> Element box listing

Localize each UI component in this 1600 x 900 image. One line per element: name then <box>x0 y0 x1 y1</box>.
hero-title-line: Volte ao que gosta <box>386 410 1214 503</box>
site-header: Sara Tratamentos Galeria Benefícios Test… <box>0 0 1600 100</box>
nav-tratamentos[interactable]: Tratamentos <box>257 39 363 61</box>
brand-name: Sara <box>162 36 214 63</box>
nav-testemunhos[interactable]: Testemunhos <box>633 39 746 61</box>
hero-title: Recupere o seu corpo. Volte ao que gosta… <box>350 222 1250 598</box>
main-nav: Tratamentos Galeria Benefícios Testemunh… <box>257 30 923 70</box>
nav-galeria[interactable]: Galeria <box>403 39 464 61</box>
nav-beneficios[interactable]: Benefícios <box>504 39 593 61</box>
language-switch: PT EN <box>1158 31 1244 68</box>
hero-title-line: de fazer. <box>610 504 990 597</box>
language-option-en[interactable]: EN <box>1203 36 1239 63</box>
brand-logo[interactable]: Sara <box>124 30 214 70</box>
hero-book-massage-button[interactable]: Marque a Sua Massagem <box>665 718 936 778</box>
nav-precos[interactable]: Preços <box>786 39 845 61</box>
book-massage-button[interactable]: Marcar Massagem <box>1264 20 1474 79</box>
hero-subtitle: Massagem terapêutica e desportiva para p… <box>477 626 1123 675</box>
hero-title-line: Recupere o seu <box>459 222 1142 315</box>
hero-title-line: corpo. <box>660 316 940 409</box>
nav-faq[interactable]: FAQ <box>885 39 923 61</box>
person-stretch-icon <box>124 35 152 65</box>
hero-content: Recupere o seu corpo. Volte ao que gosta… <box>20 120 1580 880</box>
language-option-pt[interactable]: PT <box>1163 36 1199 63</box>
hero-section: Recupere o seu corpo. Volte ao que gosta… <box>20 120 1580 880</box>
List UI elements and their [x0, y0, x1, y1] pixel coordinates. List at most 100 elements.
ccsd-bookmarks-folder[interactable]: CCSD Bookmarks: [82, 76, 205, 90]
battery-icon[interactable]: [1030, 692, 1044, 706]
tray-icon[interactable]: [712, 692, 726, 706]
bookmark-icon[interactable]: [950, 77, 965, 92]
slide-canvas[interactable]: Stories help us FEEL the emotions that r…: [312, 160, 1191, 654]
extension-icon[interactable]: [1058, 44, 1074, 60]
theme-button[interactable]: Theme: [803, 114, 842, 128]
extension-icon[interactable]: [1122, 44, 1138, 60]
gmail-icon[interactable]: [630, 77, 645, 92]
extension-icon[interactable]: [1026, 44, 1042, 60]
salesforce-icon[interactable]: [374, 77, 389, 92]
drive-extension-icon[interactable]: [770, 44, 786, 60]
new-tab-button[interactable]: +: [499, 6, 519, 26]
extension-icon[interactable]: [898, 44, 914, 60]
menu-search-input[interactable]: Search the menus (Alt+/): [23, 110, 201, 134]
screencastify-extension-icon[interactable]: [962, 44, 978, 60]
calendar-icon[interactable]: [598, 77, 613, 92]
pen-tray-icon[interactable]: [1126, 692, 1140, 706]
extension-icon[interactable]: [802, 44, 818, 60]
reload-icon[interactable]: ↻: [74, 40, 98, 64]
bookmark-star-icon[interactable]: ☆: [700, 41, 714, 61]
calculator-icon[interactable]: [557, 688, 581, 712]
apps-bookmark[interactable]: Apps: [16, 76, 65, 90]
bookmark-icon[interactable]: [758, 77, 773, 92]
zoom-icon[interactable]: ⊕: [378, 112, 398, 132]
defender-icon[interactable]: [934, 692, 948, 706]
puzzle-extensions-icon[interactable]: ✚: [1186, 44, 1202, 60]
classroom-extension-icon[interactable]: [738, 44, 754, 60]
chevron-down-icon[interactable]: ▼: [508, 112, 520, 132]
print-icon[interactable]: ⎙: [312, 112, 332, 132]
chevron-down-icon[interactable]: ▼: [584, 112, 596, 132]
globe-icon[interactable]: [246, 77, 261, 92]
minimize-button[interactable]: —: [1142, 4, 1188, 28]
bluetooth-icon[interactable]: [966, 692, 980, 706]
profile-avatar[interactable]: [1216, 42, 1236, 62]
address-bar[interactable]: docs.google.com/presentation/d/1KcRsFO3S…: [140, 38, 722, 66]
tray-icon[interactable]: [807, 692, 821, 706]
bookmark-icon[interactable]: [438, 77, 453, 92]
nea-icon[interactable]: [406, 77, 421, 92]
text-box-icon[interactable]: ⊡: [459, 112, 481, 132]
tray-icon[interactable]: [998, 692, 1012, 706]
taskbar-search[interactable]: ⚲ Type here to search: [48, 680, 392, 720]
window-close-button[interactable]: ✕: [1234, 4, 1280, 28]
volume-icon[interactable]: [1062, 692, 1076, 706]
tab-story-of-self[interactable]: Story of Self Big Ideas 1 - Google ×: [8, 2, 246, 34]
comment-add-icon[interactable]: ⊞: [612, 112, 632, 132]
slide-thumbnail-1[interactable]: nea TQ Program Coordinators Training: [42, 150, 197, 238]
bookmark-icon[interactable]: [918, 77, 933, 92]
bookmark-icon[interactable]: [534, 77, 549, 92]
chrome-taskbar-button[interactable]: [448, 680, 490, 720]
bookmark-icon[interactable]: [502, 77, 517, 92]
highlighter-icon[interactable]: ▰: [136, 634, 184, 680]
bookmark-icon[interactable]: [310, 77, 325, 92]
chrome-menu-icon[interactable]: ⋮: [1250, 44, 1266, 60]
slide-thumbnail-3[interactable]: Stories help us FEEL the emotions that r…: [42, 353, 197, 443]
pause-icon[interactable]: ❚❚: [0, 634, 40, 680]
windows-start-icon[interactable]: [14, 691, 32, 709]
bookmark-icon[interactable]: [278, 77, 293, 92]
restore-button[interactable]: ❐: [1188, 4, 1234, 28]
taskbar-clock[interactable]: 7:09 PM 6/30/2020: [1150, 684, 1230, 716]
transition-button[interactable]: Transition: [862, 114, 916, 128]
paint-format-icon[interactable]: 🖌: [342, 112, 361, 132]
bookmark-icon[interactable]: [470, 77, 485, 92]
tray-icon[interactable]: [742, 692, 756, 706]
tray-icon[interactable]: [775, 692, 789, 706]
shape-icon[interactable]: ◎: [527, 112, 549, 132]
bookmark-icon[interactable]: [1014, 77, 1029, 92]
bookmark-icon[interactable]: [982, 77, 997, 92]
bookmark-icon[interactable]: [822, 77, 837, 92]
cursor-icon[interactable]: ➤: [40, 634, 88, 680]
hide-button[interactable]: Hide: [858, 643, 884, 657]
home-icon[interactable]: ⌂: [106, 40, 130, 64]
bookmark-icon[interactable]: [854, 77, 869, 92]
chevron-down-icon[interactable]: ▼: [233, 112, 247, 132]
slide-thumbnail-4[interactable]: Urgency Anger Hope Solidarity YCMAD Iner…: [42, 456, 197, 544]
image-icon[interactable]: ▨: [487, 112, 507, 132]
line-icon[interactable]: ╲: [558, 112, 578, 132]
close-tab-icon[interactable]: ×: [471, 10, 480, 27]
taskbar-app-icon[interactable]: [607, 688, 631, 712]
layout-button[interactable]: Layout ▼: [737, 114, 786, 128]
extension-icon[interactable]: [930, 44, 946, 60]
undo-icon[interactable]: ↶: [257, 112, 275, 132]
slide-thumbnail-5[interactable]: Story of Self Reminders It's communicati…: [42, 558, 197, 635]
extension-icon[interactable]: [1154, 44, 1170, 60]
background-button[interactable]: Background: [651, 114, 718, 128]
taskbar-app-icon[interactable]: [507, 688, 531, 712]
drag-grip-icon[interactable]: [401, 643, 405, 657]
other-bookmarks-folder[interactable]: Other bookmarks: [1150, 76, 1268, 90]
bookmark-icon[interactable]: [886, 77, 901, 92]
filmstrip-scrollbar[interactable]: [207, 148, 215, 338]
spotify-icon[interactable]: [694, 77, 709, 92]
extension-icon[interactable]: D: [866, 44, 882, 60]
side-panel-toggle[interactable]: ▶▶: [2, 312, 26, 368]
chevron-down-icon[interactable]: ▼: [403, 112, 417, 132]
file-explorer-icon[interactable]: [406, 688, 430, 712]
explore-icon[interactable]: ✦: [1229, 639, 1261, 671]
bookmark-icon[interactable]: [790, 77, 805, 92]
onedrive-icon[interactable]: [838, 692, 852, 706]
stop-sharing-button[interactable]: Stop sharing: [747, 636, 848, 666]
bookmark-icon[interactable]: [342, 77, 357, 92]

> Exercise prompt
Copy out the listing above word for word, beginning with its first line and ending with the line that contains "brand-name: Sara <box>162 36 214 63</box>", including that line.

> Reply to the task
Localize each UI component in this 1600 x 900 image. One line per element: name then <box>x0 y0 x1 y1</box>.
hero-title-line: Volte ao que gosta <box>386 410 1214 503</box>
site-header: Sara Tratamentos Galeria Benefícios Test… <box>0 0 1600 100</box>
nav-tratamentos[interactable]: Tratamentos <box>257 39 363 61</box>
brand-name: Sara <box>162 36 214 63</box>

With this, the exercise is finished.